- What to do
Each entry that follows must be output without any deviation.

- Material for the task
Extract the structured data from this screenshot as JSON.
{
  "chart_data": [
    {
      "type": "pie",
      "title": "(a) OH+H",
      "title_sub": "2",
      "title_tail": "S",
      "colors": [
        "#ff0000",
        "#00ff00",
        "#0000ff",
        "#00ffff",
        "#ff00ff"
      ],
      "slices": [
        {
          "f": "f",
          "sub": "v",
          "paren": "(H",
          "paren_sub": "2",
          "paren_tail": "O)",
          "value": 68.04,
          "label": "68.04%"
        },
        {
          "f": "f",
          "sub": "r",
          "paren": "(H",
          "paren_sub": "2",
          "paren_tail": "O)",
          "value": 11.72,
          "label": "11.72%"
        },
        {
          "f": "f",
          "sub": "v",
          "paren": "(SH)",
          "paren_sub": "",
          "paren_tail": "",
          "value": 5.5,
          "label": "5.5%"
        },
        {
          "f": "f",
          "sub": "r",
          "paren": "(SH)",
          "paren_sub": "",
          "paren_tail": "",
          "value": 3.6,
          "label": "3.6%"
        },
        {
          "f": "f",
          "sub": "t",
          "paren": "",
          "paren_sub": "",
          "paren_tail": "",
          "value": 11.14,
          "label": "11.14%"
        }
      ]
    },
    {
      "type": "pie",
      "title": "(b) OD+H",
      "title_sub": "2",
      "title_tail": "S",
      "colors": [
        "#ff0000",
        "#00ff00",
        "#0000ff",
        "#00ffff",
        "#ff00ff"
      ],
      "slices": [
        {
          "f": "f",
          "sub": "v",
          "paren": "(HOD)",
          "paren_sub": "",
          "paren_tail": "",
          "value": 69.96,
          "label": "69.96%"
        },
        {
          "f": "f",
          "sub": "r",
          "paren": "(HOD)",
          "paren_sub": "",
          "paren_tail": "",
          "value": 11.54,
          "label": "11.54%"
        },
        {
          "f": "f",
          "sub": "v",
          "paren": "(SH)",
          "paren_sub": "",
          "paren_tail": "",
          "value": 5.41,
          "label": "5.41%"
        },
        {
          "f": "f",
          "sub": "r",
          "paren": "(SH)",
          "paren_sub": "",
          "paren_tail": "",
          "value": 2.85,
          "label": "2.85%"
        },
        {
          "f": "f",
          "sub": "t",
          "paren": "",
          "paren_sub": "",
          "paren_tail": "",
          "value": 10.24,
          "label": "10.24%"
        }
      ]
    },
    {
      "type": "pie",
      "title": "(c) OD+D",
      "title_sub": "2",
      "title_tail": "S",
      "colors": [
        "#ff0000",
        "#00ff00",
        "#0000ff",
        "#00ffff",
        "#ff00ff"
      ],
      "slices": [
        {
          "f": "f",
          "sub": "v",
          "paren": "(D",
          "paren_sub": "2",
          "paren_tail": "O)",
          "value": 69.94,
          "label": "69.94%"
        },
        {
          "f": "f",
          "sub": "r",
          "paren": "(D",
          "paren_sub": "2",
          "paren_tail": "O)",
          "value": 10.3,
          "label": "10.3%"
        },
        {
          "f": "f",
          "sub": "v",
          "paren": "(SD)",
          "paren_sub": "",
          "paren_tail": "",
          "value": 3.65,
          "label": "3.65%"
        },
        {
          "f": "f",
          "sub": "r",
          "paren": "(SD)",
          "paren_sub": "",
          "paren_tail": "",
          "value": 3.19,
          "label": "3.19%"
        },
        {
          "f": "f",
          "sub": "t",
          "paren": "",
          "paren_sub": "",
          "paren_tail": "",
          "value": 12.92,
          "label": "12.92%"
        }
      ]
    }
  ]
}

- Task output
Extract the structured data from this screenshot as JSON.
{
  "chart_data": [
    {
      "type": "pie",
      "title": "(a) OH+H",
      "title_sub": "2",
      "title_tail": "S",
      "colors": [
        "#ff0000",
        "#00ff00",
        "#0000ff",
        "#00ffff",
        "#ff00ff"
      ],
      "slices": [
        {
          "f": "f",
          "sub": "v",
          "paren": "(H",
          "paren_sub": "2",
          "paren_tail": "O)",
          "value": 68.04,
          "label": "68.04%"
        },
        {
          "f": "f",
          "sub": "r",
          "paren": "(H",
          "paren_sub": "2",
          "paren_tail": "O)",
          "value": 11.72,
          "label": "11.72%"
        },
        {
          "f": "f",
          "sub": "v",
          "paren": "(SH)",
          "paren_sub": "",
          "paren_tail": "",
          "value": 5.5,
          "label": "5.5%"
        },
        {
          "f": "f",
          "sub": "r",
          "paren": "(SH)",
          "paren_sub": "",
          "paren_tail": "",
          "value": 3.6,
          "label": "3.6%"
        },
        {
          "f": "f",
          "sub": "t",
          "paren": "",
          "paren_sub": "",
          "paren_tail": "",
          "value": 11.14,
          "label": "11.14%"
        }
      ]
    },
    {
      "type": "pie",
      "title": "(b) OD+H",
      "title_sub": "2",
      "title_tail": "S",
      "colors": [
        "#ff0000",
        "#00ff00",
        "#0000ff",
        "#00ffff",
        "#ff00ff"
      ],
      "slices": [
        {
          "f": "f",
          "sub": "v",
          "paren": "(HOD)",
          "paren_sub": "",
          "paren_tail": "",
          "value": 69.96,
          "label": "69.96%"
        },
        {
          "f": "f",
          "sub": "r",
          "paren": "(HOD)",
          "paren_sub": "",
          "paren_tail": "",
          "value": 11.54,
          "label": "11.54%"
        },
        {
          "f": "f",
          "sub": "v",
          "paren": "(SH)",
          "paren_sub": "",
          "paren_tail": "",
          "value": 5.41,
          "label": "5.41%"
        },
        {
          "f": "f",
          "sub": "r",
          "paren": "(SH)",
          "paren_sub": "",
          "paren_tail": "",
          "value": 2.85,
          "label": "2.85%"
        },
        {
          "f": "f",
          "sub": "t",
          "paren": "",
          "paren_sub": "",
          "paren_tail": "",
          "value": 10.24,
          "label": "10.24%"
        }
      ]
    },
    {
      "type": "pie",
      "title": "(c) OD+D",
      "title_sub": "2",
      "title_tail": "S",
      "colors": [
        "#ff0000",
        "#00ff00",
        "#0000ff",
        "#00ffff",
        "#ff00ff"
      ],
      "slices": [
        {
          "f": "f",
          "sub": "v",
          "paren": "(D",
          "paren_sub": "2",
          "paren_tail": "O)",
          "value": 69.94,
          "label": "69.94%"
        },
        {
          "f": "f",
          "sub": "r",
          "paren": "(D",
          "paren_sub": "2",
          "paren_tail": "O)",
          "value": 10.3,
          "label": "10.3%"
        },
        {
          "f": "f",
          "sub": "v",
          "paren": "(SD)",
          "paren_sub": "",
          "paren_tail": "",
          "value": 3.65,
          "label": "3.65%"
        },
        {
          "f": "f",
          "sub": "r",
          "paren": "(SD)",
          "paren_sub": "",
          "paren_tail": "",
          "value": 3.19,
          "label": "3.19%"
        },
        {
          "f": "f",
          "sub": "t",
          "paren": "",
          "paren_sub": "",
          "paren_tail": "",
          "value": 12.92,
          "label": "12.92%"
        }
      ]
    }
  ]
}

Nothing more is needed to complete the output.